§ Try it: Read the listing and extract each line that includes the word "Lieutenant".

§ Dataset excerpts:

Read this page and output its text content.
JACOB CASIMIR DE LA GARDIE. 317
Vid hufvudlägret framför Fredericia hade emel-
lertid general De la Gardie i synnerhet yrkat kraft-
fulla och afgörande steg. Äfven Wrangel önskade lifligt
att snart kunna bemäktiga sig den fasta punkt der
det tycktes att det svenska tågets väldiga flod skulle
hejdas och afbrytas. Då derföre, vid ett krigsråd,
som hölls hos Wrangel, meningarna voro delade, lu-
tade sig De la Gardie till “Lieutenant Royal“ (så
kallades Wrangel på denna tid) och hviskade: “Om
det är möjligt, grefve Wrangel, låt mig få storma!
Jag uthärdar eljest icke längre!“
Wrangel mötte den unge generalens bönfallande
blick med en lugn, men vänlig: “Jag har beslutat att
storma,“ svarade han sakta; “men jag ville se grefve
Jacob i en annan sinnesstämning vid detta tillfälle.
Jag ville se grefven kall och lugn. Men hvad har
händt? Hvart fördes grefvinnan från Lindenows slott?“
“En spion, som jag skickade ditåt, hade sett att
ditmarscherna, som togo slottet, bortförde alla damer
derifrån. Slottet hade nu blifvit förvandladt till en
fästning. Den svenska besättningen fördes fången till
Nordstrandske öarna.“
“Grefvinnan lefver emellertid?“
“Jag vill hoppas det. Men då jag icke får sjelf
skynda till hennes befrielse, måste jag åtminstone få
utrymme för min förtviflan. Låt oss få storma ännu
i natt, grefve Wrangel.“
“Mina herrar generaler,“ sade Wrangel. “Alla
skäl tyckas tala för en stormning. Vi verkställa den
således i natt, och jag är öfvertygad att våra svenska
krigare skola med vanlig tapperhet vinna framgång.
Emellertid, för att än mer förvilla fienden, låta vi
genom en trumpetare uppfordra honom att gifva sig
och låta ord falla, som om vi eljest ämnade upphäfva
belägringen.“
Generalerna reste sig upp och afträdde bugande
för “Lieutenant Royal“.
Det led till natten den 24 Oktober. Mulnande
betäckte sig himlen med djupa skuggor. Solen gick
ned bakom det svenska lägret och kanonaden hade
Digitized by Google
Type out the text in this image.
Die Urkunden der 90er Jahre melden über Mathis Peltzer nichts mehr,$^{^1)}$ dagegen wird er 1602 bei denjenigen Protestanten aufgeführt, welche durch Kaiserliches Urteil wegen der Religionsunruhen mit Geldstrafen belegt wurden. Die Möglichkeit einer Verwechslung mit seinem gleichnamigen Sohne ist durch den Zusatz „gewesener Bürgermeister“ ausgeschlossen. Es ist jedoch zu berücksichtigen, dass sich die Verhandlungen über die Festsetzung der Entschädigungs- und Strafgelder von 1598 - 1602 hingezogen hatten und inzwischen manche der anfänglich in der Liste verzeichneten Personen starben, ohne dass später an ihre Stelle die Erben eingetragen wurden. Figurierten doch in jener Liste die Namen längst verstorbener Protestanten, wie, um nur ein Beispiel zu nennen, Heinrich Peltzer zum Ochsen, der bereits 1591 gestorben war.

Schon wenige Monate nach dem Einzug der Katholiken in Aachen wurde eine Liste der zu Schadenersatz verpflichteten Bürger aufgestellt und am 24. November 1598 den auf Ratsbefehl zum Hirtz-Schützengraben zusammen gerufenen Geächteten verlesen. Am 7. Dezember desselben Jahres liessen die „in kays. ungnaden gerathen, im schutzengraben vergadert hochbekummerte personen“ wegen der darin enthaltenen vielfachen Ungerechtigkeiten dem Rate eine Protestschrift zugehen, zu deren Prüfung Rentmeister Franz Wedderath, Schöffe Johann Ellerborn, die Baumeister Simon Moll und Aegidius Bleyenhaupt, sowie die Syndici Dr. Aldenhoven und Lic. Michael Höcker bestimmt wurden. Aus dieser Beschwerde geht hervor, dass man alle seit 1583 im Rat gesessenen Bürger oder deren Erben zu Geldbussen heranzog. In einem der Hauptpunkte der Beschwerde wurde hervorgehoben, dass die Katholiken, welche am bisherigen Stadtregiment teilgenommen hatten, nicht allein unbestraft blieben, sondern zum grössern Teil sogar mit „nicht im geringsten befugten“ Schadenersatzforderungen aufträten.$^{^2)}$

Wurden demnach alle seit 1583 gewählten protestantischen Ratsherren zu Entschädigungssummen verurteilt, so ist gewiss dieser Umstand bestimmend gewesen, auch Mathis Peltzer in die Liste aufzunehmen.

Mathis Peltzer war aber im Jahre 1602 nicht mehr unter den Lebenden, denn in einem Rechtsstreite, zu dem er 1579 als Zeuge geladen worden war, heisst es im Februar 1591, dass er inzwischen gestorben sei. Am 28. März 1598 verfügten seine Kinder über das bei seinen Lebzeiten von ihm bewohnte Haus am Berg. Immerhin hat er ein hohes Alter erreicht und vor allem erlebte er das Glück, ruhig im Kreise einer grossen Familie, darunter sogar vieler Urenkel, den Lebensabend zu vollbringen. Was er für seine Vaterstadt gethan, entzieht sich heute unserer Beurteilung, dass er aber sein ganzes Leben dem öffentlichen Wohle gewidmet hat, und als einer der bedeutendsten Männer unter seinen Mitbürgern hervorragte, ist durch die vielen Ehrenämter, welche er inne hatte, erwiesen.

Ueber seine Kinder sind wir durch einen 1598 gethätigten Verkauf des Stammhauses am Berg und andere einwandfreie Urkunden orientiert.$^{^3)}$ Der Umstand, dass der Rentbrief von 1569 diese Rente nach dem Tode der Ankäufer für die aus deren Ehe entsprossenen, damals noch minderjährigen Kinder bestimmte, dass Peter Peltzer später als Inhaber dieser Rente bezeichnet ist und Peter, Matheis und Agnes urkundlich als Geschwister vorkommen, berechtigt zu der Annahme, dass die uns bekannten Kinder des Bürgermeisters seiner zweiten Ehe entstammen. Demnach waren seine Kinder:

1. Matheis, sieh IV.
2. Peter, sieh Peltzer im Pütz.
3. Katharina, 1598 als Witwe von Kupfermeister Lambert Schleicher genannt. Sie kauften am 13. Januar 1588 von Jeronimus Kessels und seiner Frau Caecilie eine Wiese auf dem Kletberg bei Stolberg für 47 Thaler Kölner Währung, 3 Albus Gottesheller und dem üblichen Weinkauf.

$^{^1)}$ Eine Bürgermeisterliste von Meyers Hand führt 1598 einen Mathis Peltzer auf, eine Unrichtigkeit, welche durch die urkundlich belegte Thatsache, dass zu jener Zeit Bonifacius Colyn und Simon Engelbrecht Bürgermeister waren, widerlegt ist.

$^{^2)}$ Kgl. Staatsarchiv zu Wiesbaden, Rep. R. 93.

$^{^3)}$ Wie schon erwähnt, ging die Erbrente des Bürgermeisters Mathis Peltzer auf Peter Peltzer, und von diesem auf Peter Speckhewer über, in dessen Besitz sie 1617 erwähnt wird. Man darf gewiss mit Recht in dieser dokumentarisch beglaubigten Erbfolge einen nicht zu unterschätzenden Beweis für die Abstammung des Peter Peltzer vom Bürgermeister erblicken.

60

§ Finished task:
tade sig De la Gardie till “Lieutenant Royal“ (så
för “Lieutenant Royal“.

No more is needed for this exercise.